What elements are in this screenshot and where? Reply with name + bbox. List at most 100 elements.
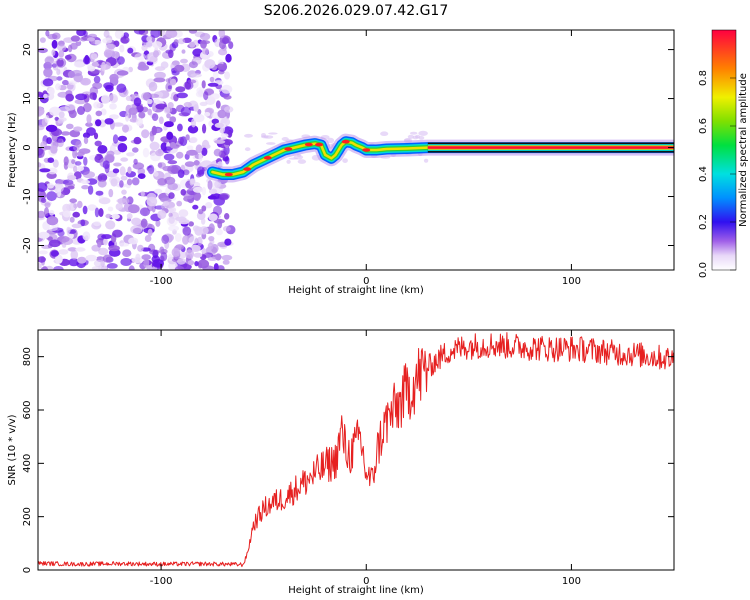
noise-blob: [39, 37, 46, 43]
signal-hotspot: [224, 172, 233, 177]
noise-blob: [224, 156, 230, 165]
noise-blob: [43, 145, 53, 150]
noise-blob: [126, 178, 133, 186]
noise-blob: [111, 51, 120, 59]
noise-blob: [152, 259, 164, 268]
noise-blob: [103, 237, 108, 246]
noise-blob: [177, 38, 186, 45]
noise-blob: [77, 106, 85, 115]
y-tick-label: 0: [22, 144, 33, 150]
noise-blob: [44, 202, 51, 208]
snr-line-group: [38, 332, 674, 568]
spectrogram-y-ticks: -20 -10 0 10 20: [22, 43, 674, 254]
noise-blob: [205, 202, 213, 209]
noise-blob: [139, 207, 151, 217]
snr-series-line: [38, 332, 674, 568]
noise-blob: [161, 234, 170, 244]
noise-blob: [218, 194, 229, 201]
noise-blob: [122, 124, 129, 133]
noise-blob: [156, 128, 161, 133]
noise-blob: [109, 114, 119, 120]
colorbar-tick-label: 0.8: [698, 70, 709, 86]
x-tick-label: 100: [562, 276, 581, 287]
noise-blob: [146, 98, 153, 105]
noise-blob: [200, 40, 207, 49]
noise-blob: [87, 204, 97, 211]
noise-blob: [38, 47, 48, 54]
noise-blob: [209, 76, 215, 83]
noise-blob: [174, 64, 185, 73]
y-tick-label: 200: [22, 507, 33, 526]
noise-blob: [203, 91, 209, 101]
noise-blob: [73, 203, 78, 209]
noise-blob: [116, 70, 129, 76]
noise-blob: [169, 116, 177, 123]
noise-blob: [58, 50, 65, 58]
noise-blob: [112, 122, 124, 127]
y-tick-label: 20: [22, 43, 33, 56]
noise-blob: [119, 242, 130, 247]
noise-blob: [168, 225, 180, 232]
noise-blob: [140, 190, 145, 197]
noise-blob: [297, 159, 307, 164]
noise-blob: [213, 148, 222, 157]
colorbar-tick-label: 0.0: [698, 262, 709, 278]
noise-blob: [186, 145, 194, 150]
noise-blob: [113, 162, 122, 167]
noise-blob: [174, 265, 185, 270]
noise-blob: [74, 99, 87, 105]
noise-blob: [47, 236, 53, 241]
signal-hotspot: [341, 139, 350, 144]
noise-blob: [199, 32, 211, 41]
noise-blob: [164, 176, 176, 185]
spectrogram-y-axis-label: Frequency (Hz): [7, 112, 18, 188]
noise-blob: [44, 115, 50, 123]
noise-blob: [189, 136, 198, 144]
noise-blob: [52, 159, 59, 168]
noise-blob: [68, 80, 78, 85]
noise-blob: [207, 256, 218, 261]
noise-blob: [67, 175, 77, 181]
noise-blob: [153, 77, 166, 83]
noise-blob: [176, 92, 188, 99]
chart-title: S206.2026.029.07.42.G17: [264, 3, 449, 19]
noise-blob: [193, 252, 203, 258]
noise-blob: [74, 161, 82, 166]
noise-blob: [42, 78, 54, 87]
noise-blob: [116, 56, 125, 65]
noise-blob: [201, 217, 206, 225]
noise-blob: [288, 157, 298, 160]
noise-blob: [46, 216, 59, 226]
noise-blob: [85, 122, 93, 127]
noise-blob: [138, 111, 146, 119]
noise-blob: [186, 149, 199, 156]
noise-blob: [166, 131, 174, 140]
noise-blob: [197, 166, 205, 175]
noise-blob: [169, 206, 177, 214]
noise-blob: [69, 198, 77, 203]
noise-blob: [91, 266, 104, 270]
y-tick-label: 800: [22, 347, 33, 366]
noise-blob: [55, 83, 61, 91]
noise-blob: [192, 186, 204, 193]
colorbar-label: Normalized spectral amplitude: [738, 73, 749, 227]
noise-blob: [117, 197, 130, 205]
noise-blob: [135, 105, 144, 113]
noise-blob: [93, 132, 99, 140]
noise-blob: [176, 258, 186, 265]
noise-blob: [201, 248, 207, 254]
noise-blob: [68, 247, 77, 252]
noise-blob: [153, 171, 159, 177]
noise-blob: [94, 207, 100, 218]
noise-blob: [146, 35, 152, 43]
noise-blob: [215, 228, 223, 236]
noise-blob: [90, 53, 98, 60]
noise-blob: [125, 112, 130, 122]
noise-blob: [216, 63, 225, 70]
noise-blob: [119, 180, 124, 188]
noise-blob: [175, 86, 186, 93]
noise-blob: [98, 247, 109, 256]
noise-blob: [214, 180, 222, 189]
noise-blob: [121, 189, 127, 195]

•••

Change "noise-blob" to "noise-cluster" throughout the records and write them out again with all other text unchanged. Leave out the pictures.

What elements are in this screenshot and where? Reply with name + bbox. List at most 100 elements.
noise-cluster: [39, 37, 46, 43]
signal-hotspot: [224, 172, 233, 177]
noise-cluster: [224, 156, 230, 165]
noise-cluster: [43, 145, 53, 150]
noise-cluster: [126, 178, 133, 186]
noise-cluster: [111, 51, 120, 59]
noise-cluster: [152, 259, 164, 268]
noise-cluster: [103, 237, 108, 246]
noise-cluster: [177, 38, 186, 45]
noise-cluster: [77, 106, 85, 115]
y-tick-label: 0: [22, 144, 33, 150]
noise-cluster: [44, 202, 51, 208]
snr-line-group: [38, 332, 674, 568]
spectrogram-y-ticks: -20 -10 0 10 20: [22, 43, 674, 254]
noise-cluster: [205, 202, 213, 209]
noise-cluster: [139, 207, 151, 217]
snr-series-line: [38, 332, 674, 568]
noise-cluster: [161, 234, 170, 244]
noise-cluster: [218, 194, 229, 201]
noise-cluster: [122, 124, 129, 133]
noise-cluster: [156, 128, 161, 133]
noise-cluster: [109, 114, 119, 120]
colorbar-tick-label: 0.8: [698, 70, 709, 86]
x-tick-label: 100: [562, 276, 581, 287]
noise-cluster: [146, 98, 153, 105]
noise-cluster: [200, 40, 207, 49]
noise-cluster: [87, 204, 97, 211]
noise-cluster: [38, 47, 48, 54]
noise-cluster: [209, 76, 215, 83]
noise-cluster: [174, 64, 185, 73]
y-tick-label: 200: [22, 507, 33, 526]
noise-cluster: [203, 91, 209, 101]
noise-cluster: [73, 203, 78, 209]
noise-cluster: [116, 70, 129, 76]
noise-cluster: [169, 116, 177, 123]
noise-cluster: [58, 50, 65, 58]
noise-cluster: [112, 122, 124, 127]
y-tick-label: 20: [22, 43, 33, 56]
noise-cluster: [119, 242, 130, 247]
noise-cluster: [168, 225, 180, 232]
noise-cluster: [140, 190, 145, 197]
noise-cluster: [297, 159, 307, 164]
noise-cluster: [213, 148, 222, 157]
colorbar-tick-label: 0.0: [698, 262, 709, 278]
noise-cluster: [186, 145, 194, 150]
noise-cluster: [113, 162, 122, 167]
noise-cluster: [174, 265, 185, 270]
noise-cluster: [74, 99, 87, 105]
noise-cluster: [47, 236, 53, 241]
signal-hotspot: [341, 139, 350, 144]
noise-cluster: [199, 32, 211, 41]
noise-cluster: [164, 176, 176, 185]
spectrogram-y-axis-label: Frequency (Hz): [7, 112, 18, 188]
noise-cluster: [44, 115, 50, 123]
noise-cluster: [189, 136, 198, 144]
noise-cluster: [52, 159, 59, 168]
noise-cluster: [68, 80, 78, 85]
noise-cluster: [207, 256, 218, 261]
noise-cluster: [67, 175, 77, 181]
noise-cluster: [153, 77, 166, 83]
noise-cluster: [176, 92, 188, 99]
chart-title: S206.2026.029.07.42.G17: [264, 3, 449, 19]
noise-cluster: [193, 252, 203, 258]
noise-cluster: [74, 161, 82, 166]
noise-cluster: [42, 78, 54, 87]
noise-cluster: [116, 56, 125, 65]
noise-cluster: [201, 217, 206, 225]
noise-cluster: [288, 157, 298, 160]
noise-cluster: [46, 216, 59, 226]
noise-cluster: [85, 122, 93, 127]
noise-cluster: [138, 111, 146, 119]
noise-cluster: [186, 149, 199, 156]
noise-cluster: [166, 131, 174, 140]
noise-cluster: [197, 166, 205, 175]
noise-cluster: [169, 206, 177, 214]
noise-cluster: [69, 198, 77, 203]
noise-cluster: [91, 266, 104, 270]
y-tick-label: 800: [22, 347, 33, 366]
noise-cluster: [55, 83, 61, 91]
noise-cluster: [192, 186, 204, 193]
colorbar-label: Normalized spectral amplitude: [738, 73, 749, 227]
noise-cluster: [117, 197, 130, 205]
noise-cluster: [135, 105, 144, 113]
noise-cluster: [93, 132, 99, 140]
noise-cluster: [176, 258, 186, 265]
noise-cluster: [201, 248, 207, 254]
noise-cluster: [68, 247, 77, 252]
noise-cluster: [153, 171, 159, 177]
noise-cluster: [94, 207, 100, 218]
noise-cluster: [146, 35, 152, 43]
noise-cluster: [215, 228, 223, 236]
noise-cluster: [90, 53, 98, 60]
noise-cluster: [125, 112, 130, 122]
noise-cluster: [216, 63, 225, 70]
noise-cluster: [119, 180, 124, 188]
noise-cluster: [175, 86, 186, 93]
noise-cluster: [98, 247, 109, 256]
noise-cluster: [214, 180, 222, 189]
noise-cluster: [121, 189, 127, 195]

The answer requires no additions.